Data to use:
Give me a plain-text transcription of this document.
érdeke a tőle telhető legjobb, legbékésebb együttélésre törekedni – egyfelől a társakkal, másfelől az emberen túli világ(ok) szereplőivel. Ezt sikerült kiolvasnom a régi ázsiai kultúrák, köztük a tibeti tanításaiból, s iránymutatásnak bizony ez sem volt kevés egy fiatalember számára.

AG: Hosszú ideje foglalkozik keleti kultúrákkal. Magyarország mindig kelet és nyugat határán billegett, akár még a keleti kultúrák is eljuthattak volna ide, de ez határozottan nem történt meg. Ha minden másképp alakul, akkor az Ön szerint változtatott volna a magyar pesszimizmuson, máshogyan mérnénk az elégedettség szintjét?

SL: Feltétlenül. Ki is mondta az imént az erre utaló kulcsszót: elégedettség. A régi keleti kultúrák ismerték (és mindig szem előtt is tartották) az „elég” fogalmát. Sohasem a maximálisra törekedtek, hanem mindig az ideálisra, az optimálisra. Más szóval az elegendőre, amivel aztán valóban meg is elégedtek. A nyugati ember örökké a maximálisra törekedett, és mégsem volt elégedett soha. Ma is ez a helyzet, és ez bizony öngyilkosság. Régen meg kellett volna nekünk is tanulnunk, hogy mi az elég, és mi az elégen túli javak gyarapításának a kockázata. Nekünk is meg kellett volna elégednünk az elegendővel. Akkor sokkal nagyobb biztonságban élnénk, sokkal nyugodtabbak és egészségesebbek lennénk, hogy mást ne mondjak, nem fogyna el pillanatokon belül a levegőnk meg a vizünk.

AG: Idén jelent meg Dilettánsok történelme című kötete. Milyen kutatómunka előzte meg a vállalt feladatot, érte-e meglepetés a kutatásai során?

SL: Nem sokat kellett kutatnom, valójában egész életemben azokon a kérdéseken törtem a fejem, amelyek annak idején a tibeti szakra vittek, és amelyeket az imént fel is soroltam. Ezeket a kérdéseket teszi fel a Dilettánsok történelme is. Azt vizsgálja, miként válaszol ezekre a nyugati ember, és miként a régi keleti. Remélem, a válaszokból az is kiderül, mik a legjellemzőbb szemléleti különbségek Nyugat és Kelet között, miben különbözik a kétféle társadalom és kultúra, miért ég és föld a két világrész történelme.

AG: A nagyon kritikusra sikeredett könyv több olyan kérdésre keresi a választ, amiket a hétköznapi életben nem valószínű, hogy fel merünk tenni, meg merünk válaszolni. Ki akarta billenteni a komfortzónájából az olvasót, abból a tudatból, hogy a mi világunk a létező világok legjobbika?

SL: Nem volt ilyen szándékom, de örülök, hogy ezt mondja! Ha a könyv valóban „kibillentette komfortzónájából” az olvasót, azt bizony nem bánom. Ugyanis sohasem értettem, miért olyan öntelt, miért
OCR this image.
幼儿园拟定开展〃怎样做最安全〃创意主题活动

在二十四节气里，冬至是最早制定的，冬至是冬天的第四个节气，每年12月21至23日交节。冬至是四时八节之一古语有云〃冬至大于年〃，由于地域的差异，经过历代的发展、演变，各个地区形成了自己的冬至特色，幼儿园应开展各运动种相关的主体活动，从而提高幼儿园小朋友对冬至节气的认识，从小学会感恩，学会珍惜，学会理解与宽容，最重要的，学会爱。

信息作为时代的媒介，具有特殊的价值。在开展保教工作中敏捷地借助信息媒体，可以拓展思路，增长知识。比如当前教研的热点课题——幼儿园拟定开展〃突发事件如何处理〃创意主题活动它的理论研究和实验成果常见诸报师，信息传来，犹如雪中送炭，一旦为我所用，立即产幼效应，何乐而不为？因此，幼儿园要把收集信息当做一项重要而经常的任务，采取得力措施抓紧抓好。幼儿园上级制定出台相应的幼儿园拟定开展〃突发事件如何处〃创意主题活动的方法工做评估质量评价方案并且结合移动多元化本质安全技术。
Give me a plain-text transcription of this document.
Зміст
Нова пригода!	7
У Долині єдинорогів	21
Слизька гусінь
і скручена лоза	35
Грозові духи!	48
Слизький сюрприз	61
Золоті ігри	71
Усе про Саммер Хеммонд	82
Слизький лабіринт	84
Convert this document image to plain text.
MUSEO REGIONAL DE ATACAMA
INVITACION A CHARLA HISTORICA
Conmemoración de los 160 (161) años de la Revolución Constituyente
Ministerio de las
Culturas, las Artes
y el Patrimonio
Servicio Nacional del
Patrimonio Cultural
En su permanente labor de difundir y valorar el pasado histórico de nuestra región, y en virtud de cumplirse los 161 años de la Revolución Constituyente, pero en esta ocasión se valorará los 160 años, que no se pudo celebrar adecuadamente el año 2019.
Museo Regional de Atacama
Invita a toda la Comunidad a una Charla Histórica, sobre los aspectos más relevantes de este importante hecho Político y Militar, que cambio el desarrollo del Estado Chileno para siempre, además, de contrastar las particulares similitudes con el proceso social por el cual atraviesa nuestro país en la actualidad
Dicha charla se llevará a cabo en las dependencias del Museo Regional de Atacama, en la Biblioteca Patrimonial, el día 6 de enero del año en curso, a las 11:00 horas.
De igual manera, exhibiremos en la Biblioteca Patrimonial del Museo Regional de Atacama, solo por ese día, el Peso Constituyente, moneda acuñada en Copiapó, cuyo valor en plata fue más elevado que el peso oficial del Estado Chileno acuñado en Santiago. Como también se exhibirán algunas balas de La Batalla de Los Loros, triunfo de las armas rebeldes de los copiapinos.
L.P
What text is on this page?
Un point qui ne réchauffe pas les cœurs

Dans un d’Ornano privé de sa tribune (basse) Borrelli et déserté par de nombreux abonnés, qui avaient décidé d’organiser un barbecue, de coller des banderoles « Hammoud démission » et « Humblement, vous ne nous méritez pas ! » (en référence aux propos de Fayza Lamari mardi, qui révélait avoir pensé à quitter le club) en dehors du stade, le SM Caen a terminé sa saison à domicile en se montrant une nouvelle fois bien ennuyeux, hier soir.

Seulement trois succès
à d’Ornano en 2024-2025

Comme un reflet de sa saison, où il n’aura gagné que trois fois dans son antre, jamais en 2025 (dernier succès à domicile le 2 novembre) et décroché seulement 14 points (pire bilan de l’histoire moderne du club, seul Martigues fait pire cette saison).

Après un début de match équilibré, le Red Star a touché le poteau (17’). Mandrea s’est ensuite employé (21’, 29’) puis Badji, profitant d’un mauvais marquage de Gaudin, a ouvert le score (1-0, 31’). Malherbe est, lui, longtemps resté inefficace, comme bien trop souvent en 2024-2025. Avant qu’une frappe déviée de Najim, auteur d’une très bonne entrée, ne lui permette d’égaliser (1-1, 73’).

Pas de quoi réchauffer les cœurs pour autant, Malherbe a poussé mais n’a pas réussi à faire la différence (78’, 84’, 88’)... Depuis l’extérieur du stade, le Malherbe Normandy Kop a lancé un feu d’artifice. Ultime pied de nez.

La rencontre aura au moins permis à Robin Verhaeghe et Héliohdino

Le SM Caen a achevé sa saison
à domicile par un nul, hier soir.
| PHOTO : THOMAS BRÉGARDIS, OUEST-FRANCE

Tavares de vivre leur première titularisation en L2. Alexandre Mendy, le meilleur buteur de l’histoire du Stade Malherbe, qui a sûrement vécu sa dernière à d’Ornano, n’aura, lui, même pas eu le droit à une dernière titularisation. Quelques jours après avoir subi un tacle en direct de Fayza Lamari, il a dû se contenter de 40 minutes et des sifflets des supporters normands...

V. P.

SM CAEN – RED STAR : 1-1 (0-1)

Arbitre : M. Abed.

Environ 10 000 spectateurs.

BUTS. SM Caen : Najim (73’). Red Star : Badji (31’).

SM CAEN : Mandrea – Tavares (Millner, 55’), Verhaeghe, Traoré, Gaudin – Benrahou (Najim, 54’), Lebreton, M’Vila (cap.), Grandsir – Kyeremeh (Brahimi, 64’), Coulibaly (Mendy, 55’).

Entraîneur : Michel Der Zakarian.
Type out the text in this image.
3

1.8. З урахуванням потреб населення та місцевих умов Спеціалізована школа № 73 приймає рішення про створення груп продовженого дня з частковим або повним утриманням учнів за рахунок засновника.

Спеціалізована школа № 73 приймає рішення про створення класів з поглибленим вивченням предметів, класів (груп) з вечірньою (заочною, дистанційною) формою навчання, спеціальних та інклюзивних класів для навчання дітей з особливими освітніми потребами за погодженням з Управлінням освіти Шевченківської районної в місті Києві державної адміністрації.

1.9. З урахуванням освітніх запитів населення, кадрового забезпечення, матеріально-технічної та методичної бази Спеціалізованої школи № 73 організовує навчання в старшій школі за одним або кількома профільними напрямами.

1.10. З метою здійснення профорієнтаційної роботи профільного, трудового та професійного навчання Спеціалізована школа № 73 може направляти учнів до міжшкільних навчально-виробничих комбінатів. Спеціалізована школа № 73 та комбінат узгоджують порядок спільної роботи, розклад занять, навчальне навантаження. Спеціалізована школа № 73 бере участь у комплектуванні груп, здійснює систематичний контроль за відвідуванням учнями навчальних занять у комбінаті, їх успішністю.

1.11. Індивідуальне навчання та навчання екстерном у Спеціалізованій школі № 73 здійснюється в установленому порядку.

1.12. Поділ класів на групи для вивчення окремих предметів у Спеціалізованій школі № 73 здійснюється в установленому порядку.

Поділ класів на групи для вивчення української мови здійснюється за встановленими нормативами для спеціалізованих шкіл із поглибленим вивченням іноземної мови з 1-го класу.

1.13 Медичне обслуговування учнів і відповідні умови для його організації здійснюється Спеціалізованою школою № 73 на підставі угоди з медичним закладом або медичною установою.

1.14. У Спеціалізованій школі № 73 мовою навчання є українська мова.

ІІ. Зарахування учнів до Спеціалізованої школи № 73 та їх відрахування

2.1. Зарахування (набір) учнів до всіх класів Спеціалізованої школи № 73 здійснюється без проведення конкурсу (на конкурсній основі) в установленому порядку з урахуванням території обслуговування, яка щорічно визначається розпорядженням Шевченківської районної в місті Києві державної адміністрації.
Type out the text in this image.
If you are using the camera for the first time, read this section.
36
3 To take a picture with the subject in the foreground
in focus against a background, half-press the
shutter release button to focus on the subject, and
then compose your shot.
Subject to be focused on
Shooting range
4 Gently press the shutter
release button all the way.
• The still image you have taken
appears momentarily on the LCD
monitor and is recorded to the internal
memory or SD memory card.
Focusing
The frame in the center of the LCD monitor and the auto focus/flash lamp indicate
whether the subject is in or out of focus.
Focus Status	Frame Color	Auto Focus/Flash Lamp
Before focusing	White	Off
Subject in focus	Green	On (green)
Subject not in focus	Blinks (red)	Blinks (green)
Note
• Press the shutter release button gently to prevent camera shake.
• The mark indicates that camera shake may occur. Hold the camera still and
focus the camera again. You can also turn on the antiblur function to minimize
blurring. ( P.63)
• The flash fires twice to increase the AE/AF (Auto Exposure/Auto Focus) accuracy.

Your goal: Write only the number of lines in the records that include the word "volt".

Expected answer: 3